*WHAT TO WORK ON*: Send each entry back exactly as given, pictures excluded.

*SUPPLIED RECORDS*:
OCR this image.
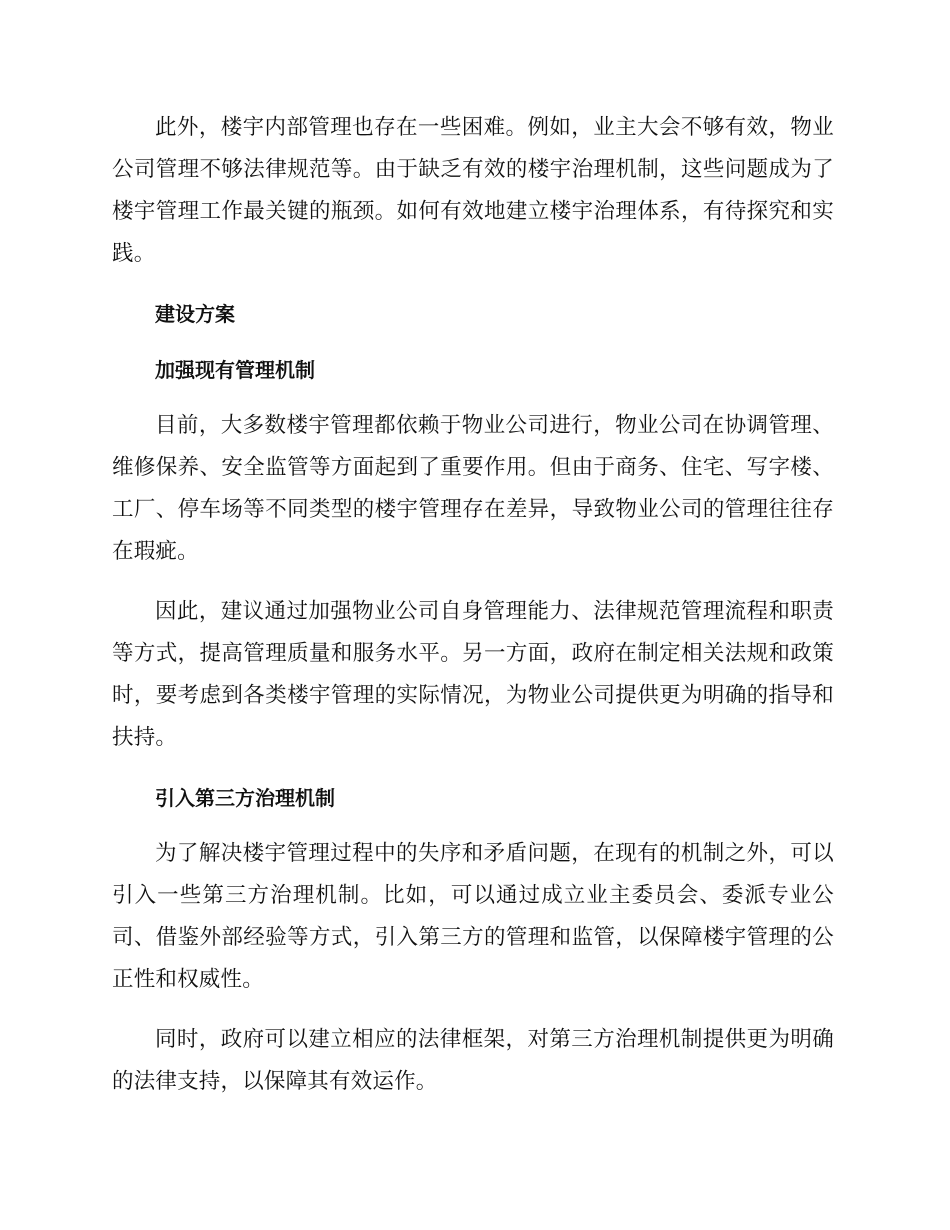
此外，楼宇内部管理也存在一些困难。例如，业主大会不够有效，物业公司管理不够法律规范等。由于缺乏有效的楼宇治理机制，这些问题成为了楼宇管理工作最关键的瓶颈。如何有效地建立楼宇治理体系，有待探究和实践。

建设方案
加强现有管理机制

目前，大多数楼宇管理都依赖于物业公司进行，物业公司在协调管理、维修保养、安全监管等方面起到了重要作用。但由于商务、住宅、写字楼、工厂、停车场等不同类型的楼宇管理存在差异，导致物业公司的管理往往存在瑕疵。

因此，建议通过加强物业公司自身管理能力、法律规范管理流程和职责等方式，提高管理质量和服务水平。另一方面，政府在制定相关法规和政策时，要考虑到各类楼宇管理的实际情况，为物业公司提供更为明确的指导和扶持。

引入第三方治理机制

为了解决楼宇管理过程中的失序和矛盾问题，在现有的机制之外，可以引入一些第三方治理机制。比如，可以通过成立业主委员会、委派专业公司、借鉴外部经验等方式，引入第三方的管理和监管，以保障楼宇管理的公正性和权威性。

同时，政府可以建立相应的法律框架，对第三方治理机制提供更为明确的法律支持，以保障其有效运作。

*OUTPUT BELOW*:
OCR this image.
此外，楼宇内部管理也存在一些困难。例如，业主大会不够有效，物业公司管理不够法律规范等。由于缺乏有效的楼宇治理机制，这些问题成为了楼宇管理工作最关键的瓶颈。如何有效地建立楼宇治理体系，有待探究和实践。

建设方案
加强现有管理机制

目前，大多数楼宇管理都依赖于物业公司进行，物业公司在协调管理、维修保养、安全监管等方面起到了重要作用。但由于商务、住宅、写字楼、工厂、停车场等不同类型的楼宇管理存在差异，导致物业公司的管理往往存在瑕疵。

因此，建议通过加强物业公司自身管理能力、法律规范管理流程和职责等方式，提高管理质量和服务水平。另一方面，政府在制定相关法规和政策时，要考虑到各类楼宇管理的实际情况，为物业公司提供更为明确的指导和扶持。

引入第三方治理机制

为了解决楼宇管理过程中的失序和矛盾问题，在现有的机制之外，可以引入一些第三方治理机制。比如，可以通过成立业主委员会、委派专业公司、借鉴外部经验等方式，引入第三方的管理和监管，以保障楼宇管理的公正性和权威性。

同时，政府可以建立相应的法律框架，对第三方治理机制提供更为明确的法律支持，以保障其有效运作。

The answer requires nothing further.